Within the listing below, locate all lines containing the word "this". Copy each one.

+---+

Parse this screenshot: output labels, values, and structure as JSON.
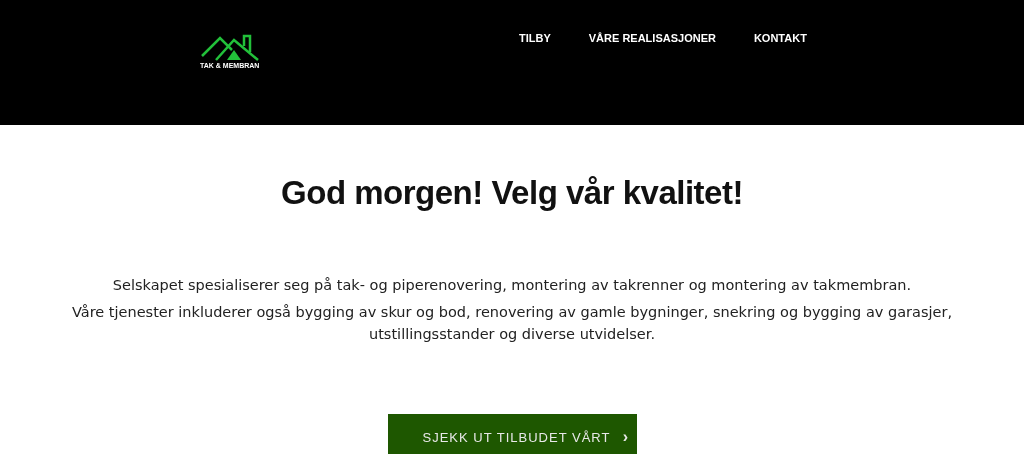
{
  "logo": {
    "text": "TAK & MEMBRAN"
  },
  "nav": [
    {
      "label": "TILBY"
    },
    {
      "label": "VÅRE REALISASJONER"
    },
    {
      "label": "KONTAKT"
    }
  ],
  "heading": {
    "text": "God morgen! **Velg vår kvalitet!**"
  },
  "paragraphs": [
    "Selskapet spesialiserer seg på tak- og piperenovering, montering av takrenner og montering av takmembran.",
    "Våre tjenester inkluderer også bygging av skur og bod, renovering av gamle bygninger, snekring og bygging av garasjer, utstillingsstander og diverse utvidelser."
  ],
  "cta": {
    "label": "SJEKK UT TILBUDET VÅRT",
    "arrow": "›"
  }
}
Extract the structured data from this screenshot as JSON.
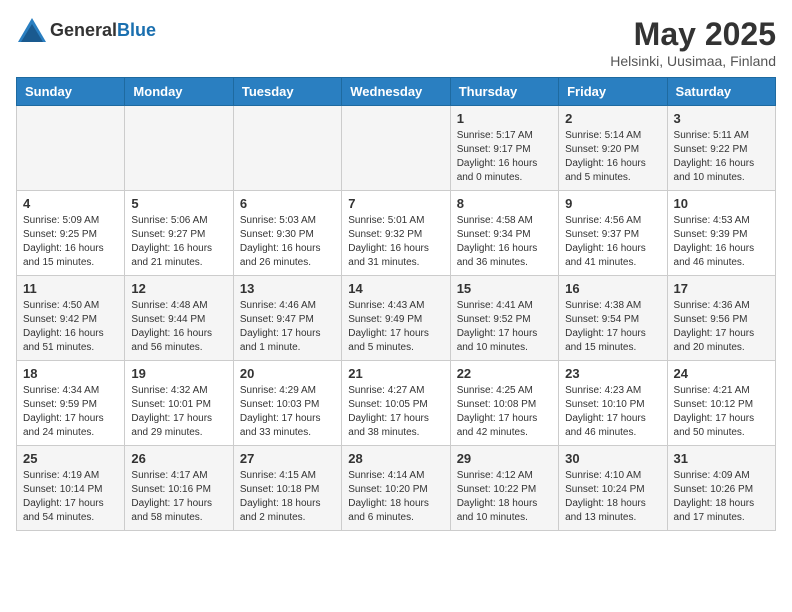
{
  "logo": {
    "general": "General",
    "blue": "Blue"
  },
  "title": "May 2025",
  "subtitle": "Helsinki, Uusimaa, Finland",
  "days_of_week": [
    "Sunday",
    "Monday",
    "Tuesday",
    "Wednesday",
    "Thursday",
    "Friday",
    "Saturday"
  ],
  "weeks": [
    [
      {
        "day": "",
        "info": ""
      },
      {
        "day": "",
        "info": ""
      },
      {
        "day": "",
        "info": ""
      },
      {
        "day": "",
        "info": ""
      },
      {
        "day": "1",
        "info": "Sunrise: 5:17 AM\nSunset: 9:17 PM\nDaylight: 16 hours\nand 0 minutes."
      },
      {
        "day": "2",
        "info": "Sunrise: 5:14 AM\nSunset: 9:20 PM\nDaylight: 16 hours\nand 5 minutes."
      },
      {
        "day": "3",
        "info": "Sunrise: 5:11 AM\nSunset: 9:22 PM\nDaylight: 16 hours\nand 10 minutes."
      }
    ],
    [
      {
        "day": "4",
        "info": "Sunrise: 5:09 AM\nSunset: 9:25 PM\nDaylight: 16 hours\nand 15 minutes."
      },
      {
        "day": "5",
        "info": "Sunrise: 5:06 AM\nSunset: 9:27 PM\nDaylight: 16 hours\nand 21 minutes."
      },
      {
        "day": "6",
        "info": "Sunrise: 5:03 AM\nSunset: 9:30 PM\nDaylight: 16 hours\nand 26 minutes."
      },
      {
        "day": "7",
        "info": "Sunrise: 5:01 AM\nSunset: 9:32 PM\nDaylight: 16 hours\nand 31 minutes."
      },
      {
        "day": "8",
        "info": "Sunrise: 4:58 AM\nSunset: 9:34 PM\nDaylight: 16 hours\nand 36 minutes."
      },
      {
        "day": "9",
        "info": "Sunrise: 4:56 AM\nSunset: 9:37 PM\nDaylight: 16 hours\nand 41 minutes."
      },
      {
        "day": "10",
        "info": "Sunrise: 4:53 AM\nSunset: 9:39 PM\nDaylight: 16 hours\nand 46 minutes."
      }
    ],
    [
      {
        "day": "11",
        "info": "Sunrise: 4:50 AM\nSunset: 9:42 PM\nDaylight: 16 hours\nand 51 minutes."
      },
      {
        "day": "12",
        "info": "Sunrise: 4:48 AM\nSunset: 9:44 PM\nDaylight: 16 hours\nand 56 minutes."
      },
      {
        "day": "13",
        "info": "Sunrise: 4:46 AM\nSunset: 9:47 PM\nDaylight: 17 hours\nand 1 minute."
      },
      {
        "day": "14",
        "info": "Sunrise: 4:43 AM\nSunset: 9:49 PM\nDaylight: 17 hours\nand 5 minutes."
      },
      {
        "day": "15",
        "info": "Sunrise: 4:41 AM\nSunset: 9:52 PM\nDaylight: 17 hours\nand 10 minutes."
      },
      {
        "day": "16",
        "info": "Sunrise: 4:38 AM\nSunset: 9:54 PM\nDaylight: 17 hours\nand 15 minutes."
      },
      {
        "day": "17",
        "info": "Sunrise: 4:36 AM\nSunset: 9:56 PM\nDaylight: 17 hours\nand 20 minutes."
      }
    ],
    [
      {
        "day": "18",
        "info": "Sunrise: 4:34 AM\nSunset: 9:59 PM\nDaylight: 17 hours\nand 24 minutes."
      },
      {
        "day": "19",
        "info": "Sunrise: 4:32 AM\nSunset: 10:01 PM\nDaylight: 17 hours\nand 29 minutes."
      },
      {
        "day": "20",
        "info": "Sunrise: 4:29 AM\nSunset: 10:03 PM\nDaylight: 17 hours\nand 33 minutes."
      },
      {
        "day": "21",
        "info": "Sunrise: 4:27 AM\nSunset: 10:05 PM\nDaylight: 17 hours\nand 38 minutes."
      },
      {
        "day": "22",
        "info": "Sunrise: 4:25 AM\nSunset: 10:08 PM\nDaylight: 17 hours\nand 42 minutes."
      },
      {
        "day": "23",
        "info": "Sunrise: 4:23 AM\nSunset: 10:10 PM\nDaylight: 17 hours\nand 46 minutes."
      },
      {
        "day": "24",
        "info": "Sunrise: 4:21 AM\nSunset: 10:12 PM\nDaylight: 17 hours\nand 50 minutes."
      }
    ],
    [
      {
        "day": "25",
        "info": "Sunrise: 4:19 AM\nSunset: 10:14 PM\nDaylight: 17 hours\nand 54 minutes."
      },
      {
        "day": "26",
        "info": "Sunrise: 4:17 AM\nSunset: 10:16 PM\nDaylight: 17 hours\nand 58 minutes."
      },
      {
        "day": "27",
        "info": "Sunrise: 4:15 AM\nSunset: 10:18 PM\nDaylight: 18 hours\nand 2 minutes."
      },
      {
        "day": "28",
        "info": "Sunrise: 4:14 AM\nSunset: 10:20 PM\nDaylight: 18 hours\nand 6 minutes."
      },
      {
        "day": "29",
        "info": "Sunrise: 4:12 AM\nSunset: 10:22 PM\nDaylight: 18 hours\nand 10 minutes."
      },
      {
        "day": "30",
        "info": "Sunrise: 4:10 AM\nSunset: 10:24 PM\nDaylight: 18 hours\nand 13 minutes."
      },
      {
        "day": "31",
        "info": "Sunrise: 4:09 AM\nSunset: 10:26 PM\nDaylight: 18 hours\nand 17 minutes."
      }
    ]
  ]
}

+---+

Exercise output »
Parse this screenshot: output labels, values, and structure as JSON.
Extract the structured data from this screenshot as JSON.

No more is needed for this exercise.